───── Page
I had been starving for a new Mexican cookbook for quite a while. Yet there it was. Sitting on that virtual shelf of my local library. Easily discovered in the cuisine section of their e-books selection since last year.

The title was My Mexico City Kitchen. Not the kind of title to get you in a tizzy but the subtitle, Recipes and Convictions, was appetizing and, hey, when you’re hungry.

The author was Gabriela Cámara. The name rang a bell but it was just a tinkle, not a clang. In went her name to the search engine (including the accent on the a) and, before I even read a word, I recognized an image. That woman in the red apron, that’s the woman who emerged to applause when she ventured out from the kitchen of Contramar. Contramar, one of my most very admired restaurants. I like the look, the food, the buzz, the attitude. Contramar’s kitchen was her Mexico City Kitchen? I hit the download button. Firmly.

Contramar is an unusual restaurant. It attracts an unusual crowd. Men who still wear suit jackets. Women who still wear heels. Three inch heels. It can be almost empty at 2:00 pm. It can be bubbling-over full at 4:00 pm. And shoot-a-cannon-through empty at 8:00 pm.
──────────
───── Given entries
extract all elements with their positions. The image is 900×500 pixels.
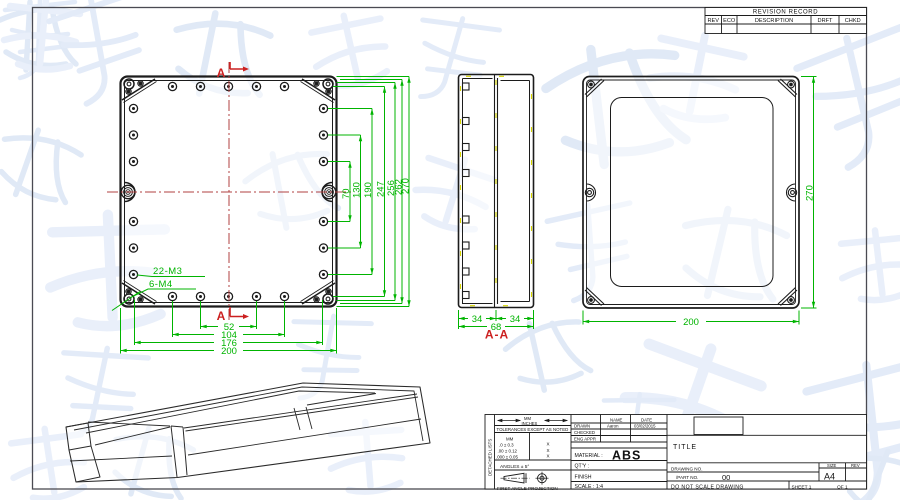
svg-text:6-M4: 6-M4 — [149, 279, 173, 290]
svg-text:/PART NO.: /PART NO. — [676, 475, 698, 480]
svg-text:ECO: ECO — [723, 18, 736, 24]
svg-text:.000 ± 0.05: .000 ± 0.05 — [496, 455, 518, 460]
svg-text:34: 34 — [510, 314, 521, 325]
svg-text:A-A: A-A — [485, 328, 509, 342]
svg-text:34: 34 — [472, 314, 483, 325]
svg-text:ENG APPR: ENG APPR — [574, 437, 596, 442]
svg-text:200: 200 — [683, 317, 699, 328]
svg-text:200: 200 — [221, 346, 237, 357]
svg-text:DO NOT SCALE DRAWING: DO NOT SCALE DRAWING — [671, 485, 744, 491]
svg-text:.0 ± 0.3: .0 ± 0.3 — [499, 443, 514, 448]
svg-text:FIRST ANGLE PROJECTION: FIRST ANGLE PROJECTION — [497, 486, 558, 491]
svg-text:CHECKED: CHECKED — [574, 430, 595, 435]
svg-text:TOLERANCES EXCEPT AS NOTED: TOLERANCES EXCEPT AS NOTED — [497, 427, 569, 432]
svg-text:OF 1: OF 1 — [837, 485, 848, 491]
svg-text:X: X — [547, 448, 550, 453]
svg-text:NAME: NAME — [610, 418, 623, 423]
svg-text:247: 247 — [376, 181, 387, 197]
svg-text:00: 00 — [722, 473, 730, 482]
svg-text:270: 270 — [401, 178, 412, 194]
svg-text:MATERIAL :: MATERIAL : — [575, 453, 603, 459]
svg-text:SCALE : 1:4: SCALE : 1:4 — [575, 484, 604, 490]
svg-text:190: 190 — [363, 182, 374, 198]
svg-text:CHKD: CHKD — [845, 18, 861, 24]
svg-text:REV: REV — [707, 18, 719, 24]
svg-text:FINISH: FINISH — [575, 475, 592, 481]
svg-text:DRAWING NO.: DRAWING NO. — [671, 467, 702, 472]
svg-text:MM: MM — [506, 437, 514, 442]
svg-text:22-M3: 22-M3 — [153, 266, 182, 277]
svg-text:.00 ± 0.12: .00 ± 0.12 — [498, 449, 518, 454]
svg-text:70: 70 — [341, 188, 352, 199]
svg-text:03/02/2015: 03/02/2015 — [634, 424, 656, 429]
svg-text:DRFT: DRFT — [818, 18, 833, 24]
svg-text:270: 270 — [805, 185, 816, 201]
svg-text:REV: REV — [851, 463, 860, 468]
svg-text:A: A — [217, 309, 226, 323]
svg-text:SHEET 1: SHEET 1 — [792, 485, 812, 491]
svg-text:QT'Y :: QT'Y : — [575, 463, 589, 469]
svg-text:TITLE: TITLE — [673, 444, 697, 451]
svg-text:REVISION RECORD: REVISION RECORD — [753, 10, 818, 16]
svg-text:ABS: ABS — [612, 449, 641, 463]
svg-text:DATE: DATE — [641, 418, 652, 423]
svg-text:INCHES: INCHES — [522, 421, 538, 426]
svg-text:DESCRIPTION: DESCRIPTION — [755, 18, 793, 24]
svg-text:Aaron: Aaron — [607, 424, 619, 429]
svg-text:130: 130 — [352, 182, 363, 198]
svg-text:A4: A4 — [824, 472, 835, 482]
svg-text:X: X — [547, 442, 550, 447]
svg-text:X: X — [547, 454, 550, 459]
svg-text:A: A — [217, 66, 226, 80]
svg-text:DRAWN: DRAWN — [574, 424, 590, 429]
svg-text:DETACHED LISTS: DETACHED LISTS — [488, 439, 493, 476]
svg-text:SIZE: SIZE — [827, 463, 837, 468]
svg-text:ANGLES ± 5°: ANGLES ± 5° — [500, 464, 529, 470]
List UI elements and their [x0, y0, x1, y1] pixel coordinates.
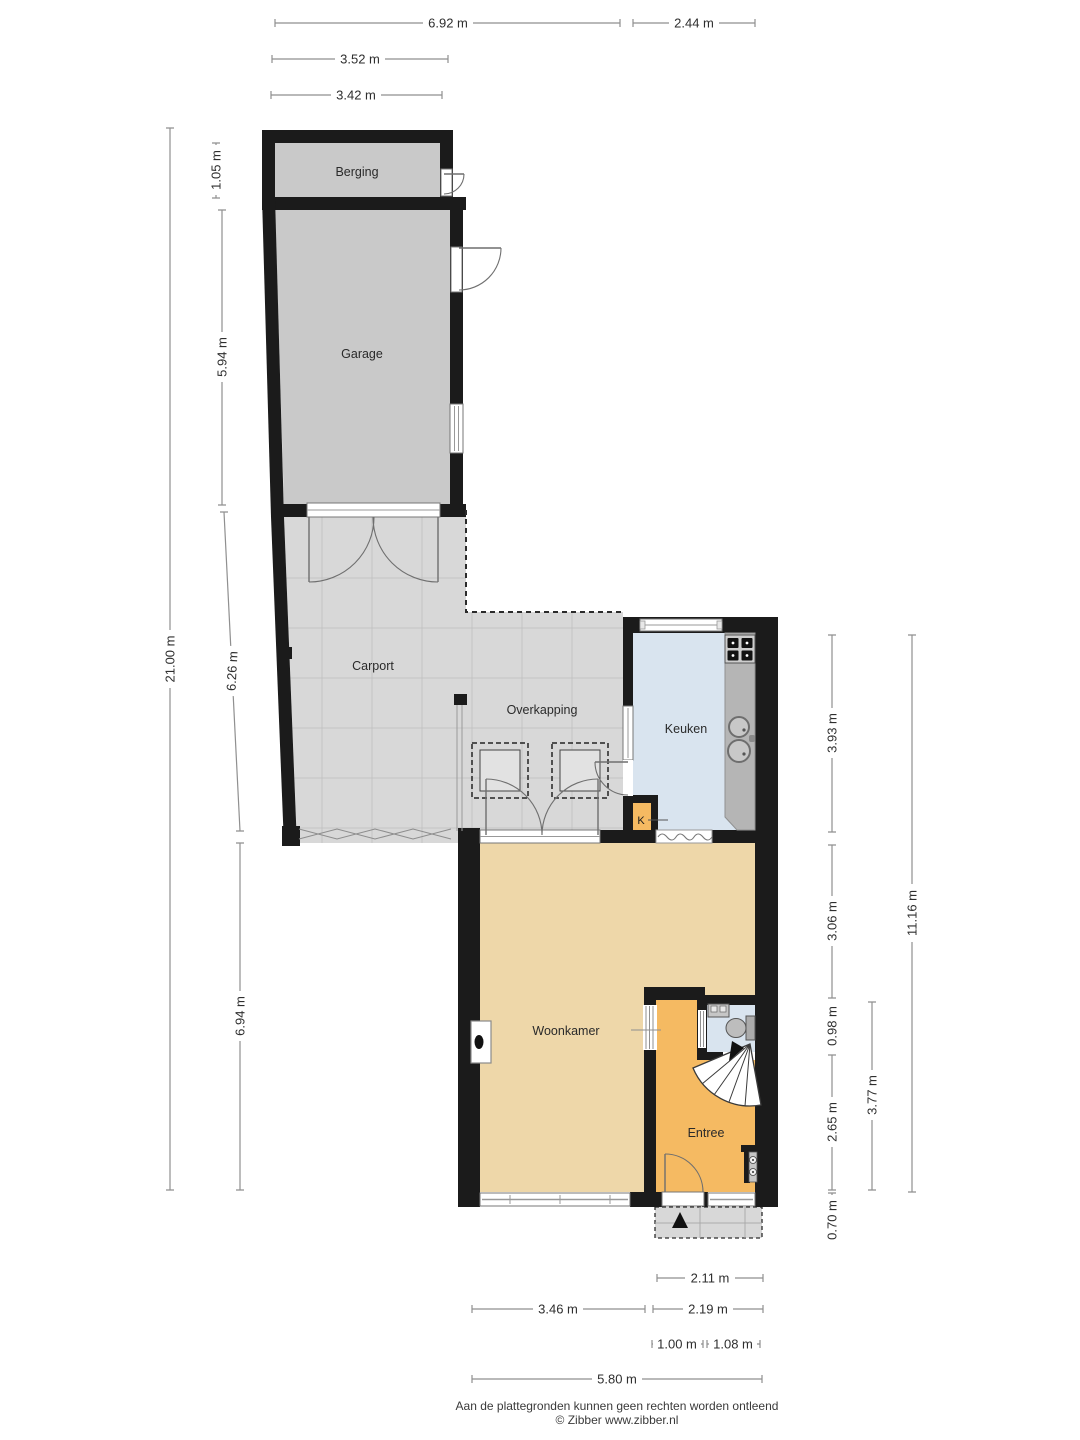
room-label-berging: Berging [335, 165, 378, 179]
dim-top-3-42: 3.42 m [271, 88, 442, 103]
wall [262, 130, 453, 143]
dim-left-6-26: 6.26 m [220, 512, 244, 831]
wall [438, 504, 466, 517]
floorplan-page: Berging Garage Carport Overkapping Keuke… [0, 0, 1080, 1440]
footer-disclaimer: Aan de plattegronden kunnen geen rechten… [456, 1399, 779, 1413]
garage-window [450, 404, 463, 453]
svg-text:2.11 m: 2.11 m [691, 1271, 730, 1286]
wall [282, 826, 300, 846]
room-label-kast: K [637, 815, 645, 827]
svg-text:6.26 m: 6.26 m [223, 651, 240, 691]
dim-left-21-00: 21.00 m [162, 128, 178, 1190]
svg-text:21.00 m: 21.00 m [163, 636, 178, 683]
dim-right-0-70: 0.70 m [824, 1193, 840, 1245]
wall [262, 197, 466, 210]
svg-text:5.94 m: 5.94 m [215, 337, 230, 377]
dim-bottom-3-46: 3.46 m [472, 1302, 645, 1317]
dim-right-2-65: 2.65 m [824, 1055, 840, 1190]
room-label-overkapping: Overkapping [507, 703, 578, 717]
svg-text:1.08 m: 1.08 m [713, 1337, 753, 1352]
wall [651, 803, 658, 830]
wall [271, 504, 309, 517]
overkapping-dashed-boundary [466, 510, 623, 612]
dim-top-3-52: 3.52 m [272, 52, 448, 67]
svg-text:0.98 m: 0.98 m [825, 1006, 840, 1046]
svg-text:3.93 m: 3.93 m [825, 713, 840, 753]
room-label-keuken: Keuken [665, 722, 707, 736]
wall [630, 1192, 663, 1207]
svg-text:3.77 m: 3.77 m [865, 1075, 880, 1115]
dim-bottom-5-80: 5.80 m [472, 1372, 762, 1387]
keuken-window-north [640, 619, 722, 631]
porch [655, 1207, 762, 1238]
toilet-door [698, 1010, 706, 1048]
dim-left-5-94: 5.94 m [214, 210, 230, 505]
wall [755, 617, 778, 1207]
footer-credit: © Zibber www.zibber.nl [556, 1413, 679, 1427]
room-label-woonkamer: Woonkamer [532, 1024, 599, 1038]
wall [644, 987, 705, 1000]
svg-text:0.70 m: 0.70 m [825, 1200, 840, 1240]
dim-top-2-44: 2.44 m [633, 16, 755, 31]
dim-bottom-2-19: 2.19 m [653, 1302, 763, 1317]
wall [458, 828, 480, 1207]
dim-right-11-16: 11.16 m [904, 635, 920, 1192]
wall [281, 647, 292, 659]
svg-text:3.46 m: 3.46 m [538, 1302, 578, 1317]
svg-text:1.00 m: 1.00 m [657, 1337, 697, 1352]
dim-right-3-93: 3.93 m [824, 635, 840, 832]
svg-text:3.52 m: 3.52 m [340, 52, 380, 67]
dim-right-3-77: 3.77 m [864, 1002, 880, 1190]
garage-door [451, 247, 501, 292]
dim-right-3-06: 3.06 m [824, 845, 840, 998]
floors [260, 143, 755, 1192]
svg-text:2.44 m: 2.44 m [674, 16, 714, 31]
svg-text:11.16 m: 11.16 m [905, 890, 920, 936]
room-label-garage: Garage [341, 347, 383, 361]
svg-text:3.06 m: 3.06 m [825, 901, 840, 941]
floorplan-drawing: Berging Garage Carport Overkapping Keuke… [0, 0, 1080, 1440]
dim-bottom-1-00: 1.00 m [652, 1337, 703, 1352]
dim-left-1-05: 1.05 m [208, 143, 224, 198]
svg-text:2.65 m: 2.65 m [825, 1102, 840, 1142]
dim-right-0-98: 0.98 m [824, 1001, 840, 1051]
meter-cupboard-icon [749, 1152, 757, 1182]
svg-text:2.19 m: 2.19 m [688, 1302, 728, 1317]
pillar [560, 750, 600, 791]
keuken-window-west [623, 706, 633, 760]
wall [262, 130, 275, 197]
svg-text:3.42 m: 3.42 m [336, 88, 376, 103]
dim-top-6-92: 6.92 m [275, 16, 620, 31]
wall [712, 830, 757, 843]
svg-text:5.80 m: 5.80 m [597, 1372, 637, 1387]
svg-text:1.05 m: 1.05 m [209, 150, 224, 190]
room-label-entree: Entree [688, 1126, 725, 1140]
dim-left-6-94: 6.94 m [232, 843, 248, 1190]
berging-door [441, 169, 464, 196]
entree-window-south [708, 1193, 755, 1206]
wall [623, 795, 658, 803]
svg-text:6.92 m: 6.92 m [428, 16, 468, 31]
cooktop-icon [725, 635, 755, 663]
room-label-carport: Carport [352, 659, 394, 673]
dim-bottom-2-11: 2.11 m [657, 1271, 763, 1286]
dim-bottom-1-08: 1.08 m [707, 1337, 760, 1352]
svg-text:6.94 m: 6.94 m [233, 996, 248, 1036]
woonkamer-window-south [480, 1193, 630, 1206]
keuken-open-passage [656, 830, 712, 843]
wall [450, 197, 463, 517]
footer: Aan de plattegronden kunnen geen rechten… [456, 1399, 779, 1427]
──────────
**Goal A**
Echo the part of the cookbook piece that opens with the words containing "The author was" and closes with "download button. Firmly.".
**Goal B**
List everything the writer of the cookbook piece says they like about Contramar.
**Goal C**
Decide whether each statement agrees with the cookbook piece, and back each yes or no with a quotation from it: (i) The subtitle of the cookbook is Recipes and Convictions. (ii) The writer found the cookbook in a bookstore. (iii) Contramar can be almost empty at 2:00 pm.

**Correct answer A**
The author was Gabriela Cámara. The name rang a bell but it was just a tinkle, not a clang. In went her name to the search engine (including the accent on the a) and, before I even read a word, I recognized an image. That woman in the red apron, that’s the woman who emerged to applause when she ventured out from the kitchen of Contramar. Contramar, one of my most very admired restaurants. I like the look, the food, the buzz, the attitude. Contramar’s kitchen was her Mexico City Kitchen? I hit the download button. Firmly.

**Correct answer B**
the look, the food, the buzz, the attitude

**Correct answer C**
(i) Yes: "the subtitle, Recipes and Convictions, was appetizing"
(ii) No: "Sitting on that virtual shelf of my local library."
(iii) Yes: "It can be almost empty at 2:00 pm."